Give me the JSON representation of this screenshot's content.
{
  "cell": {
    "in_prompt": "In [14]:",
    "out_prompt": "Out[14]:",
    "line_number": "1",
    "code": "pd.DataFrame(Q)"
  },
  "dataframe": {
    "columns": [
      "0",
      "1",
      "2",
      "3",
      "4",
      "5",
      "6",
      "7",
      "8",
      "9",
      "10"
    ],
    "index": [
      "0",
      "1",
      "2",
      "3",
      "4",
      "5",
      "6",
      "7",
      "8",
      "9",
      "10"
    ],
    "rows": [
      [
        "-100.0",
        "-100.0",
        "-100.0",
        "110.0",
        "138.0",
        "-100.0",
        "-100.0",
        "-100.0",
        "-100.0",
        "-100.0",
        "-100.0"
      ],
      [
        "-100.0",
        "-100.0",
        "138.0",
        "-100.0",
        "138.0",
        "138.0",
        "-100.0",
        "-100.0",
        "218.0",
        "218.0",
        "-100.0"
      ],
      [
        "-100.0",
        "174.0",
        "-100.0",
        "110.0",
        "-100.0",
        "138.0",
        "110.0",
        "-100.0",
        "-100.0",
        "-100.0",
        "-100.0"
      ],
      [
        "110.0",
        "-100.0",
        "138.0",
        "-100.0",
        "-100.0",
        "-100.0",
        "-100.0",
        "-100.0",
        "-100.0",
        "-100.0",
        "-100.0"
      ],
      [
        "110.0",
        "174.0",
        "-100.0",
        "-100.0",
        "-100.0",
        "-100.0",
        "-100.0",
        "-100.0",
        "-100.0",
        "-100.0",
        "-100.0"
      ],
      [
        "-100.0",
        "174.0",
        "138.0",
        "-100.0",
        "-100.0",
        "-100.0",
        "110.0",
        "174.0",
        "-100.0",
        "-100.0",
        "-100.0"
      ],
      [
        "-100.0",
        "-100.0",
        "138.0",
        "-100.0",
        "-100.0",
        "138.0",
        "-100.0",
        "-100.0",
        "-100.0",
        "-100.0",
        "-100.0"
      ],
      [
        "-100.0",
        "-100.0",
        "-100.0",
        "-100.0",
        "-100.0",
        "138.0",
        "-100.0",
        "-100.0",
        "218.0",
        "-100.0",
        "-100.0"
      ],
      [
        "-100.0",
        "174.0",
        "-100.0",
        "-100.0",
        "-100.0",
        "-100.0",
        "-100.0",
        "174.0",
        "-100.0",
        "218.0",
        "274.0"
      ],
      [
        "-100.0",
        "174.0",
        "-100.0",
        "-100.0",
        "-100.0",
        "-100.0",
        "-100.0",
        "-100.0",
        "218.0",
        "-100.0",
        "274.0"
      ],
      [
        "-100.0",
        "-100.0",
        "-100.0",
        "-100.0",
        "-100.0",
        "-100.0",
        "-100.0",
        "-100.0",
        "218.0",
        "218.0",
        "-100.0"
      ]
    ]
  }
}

= SET EXERCISE =
Return what is listed above, exactly and completely.

= SOLUTION =
Give me the JSON representation of this screenshot's content.
{
  "cell": {
    "in_prompt": "In [14]:",
    "out_prompt": "Out[14]:",
    "line_number": "1",
    "code": "pd.DataFrame(Q)"
  },
  "dataframe": {
    "columns": [
      "0",
      "1",
      "2",
      "3",
      "4",
      "5",
      "6",
      "7",
      "8",
      "9",
      "10"
    ],
    "index": [
      "0",
      "1",
      "2",
      "3",
      "4",
      "5",
      "6",
      "7",
      "8",
      "9",
      "10"
    ],
    "rows": [
      [
        "-100.0",
        "-100.0",
        "-100.0",
        "110.0",
        "138.0",
        "-100.0",
        "-100.0",
        "-100.0",
        "-100.0",
        "-100.0",
        "-100.0"
      ],
      [
        "-100.0",
        "-100.0",
        "138.0",
        "-100.0",
        "138.0",
        "138.0",
        "-100.0",
        "-100.0",
        "218.0",
        "218.0",
        "-100.0"
      ],
      [
        "-100.0",
        "174.0",
        "-100.0",
        "110.0",
        "-100.0",
        "138.0",
        "110.0",
        "-100.0",
        "-100.0",
        "-100.0",
        "-100.0"
      ],
      [
        "110.0",
        "-100.0",
        "138.0",
        "-100.0",
        "-100.0",
        "-100.0",
        "-100.0",
        "-100.0",
        "-100.0",
        "-100.0",
        "-100.0"
      ],
      [
        "110.0",
        "174.0",
        "-100.0",
        "-100.0",
        "-100.0",
        "-100.0",
        "-100.0",
        "-100.0",
        "-100.0",
        "-100.0",
        "-100.0"
      ],
      [
        "-100.0",
        "174.0",
        "138.0",
        "-100.0",
        "-100.0",
        "-100.0",
        "110.0",
        "174.0",
        "-100.0",
        "-100.0",
        "-100.0"
      ],
      [
        "-100.0",
        "-100.0",
        "138.0",
        "-100.0",
        "-100.0",
        "138.0",
        "-100.0",
        "-100.0",
        "-100.0",
        "-100.0",
        "-100.0"
      ],
      [
        "-100.0",
        "-100.0",
        "-100.0",
        "-100.0",
        "-100.0",
        "138.0",
        "-100.0",
        "-100.0",
        "218.0",
        "-100.0",
        "-100.0"
      ],
      [
        "-100.0",
        "174.0",
        "-100.0",
        "-100.0",
        "-100.0",
        "-100.0",
        "-100.0",
        "174.0",
        "-100.0",
        "218.0",
        "274.0"
      ],
      [
        "-100.0",
        "174.0",
        "-100.0",
        "-100.0",
        "-100.0",
        "-100.0",
        "-100.0",
        "-100.0",
        "218.0",
        "-100.0",
        "274.0"
      ],
      [
        "-100.0",
        "-100.0",
        "-100.0",
        "-100.0",
        "-100.0",
        "-100.0",
        "-100.0",
        "-100.0",
        "218.0",
        "218.0",
        "-100.0"
      ]
    ]
  }
}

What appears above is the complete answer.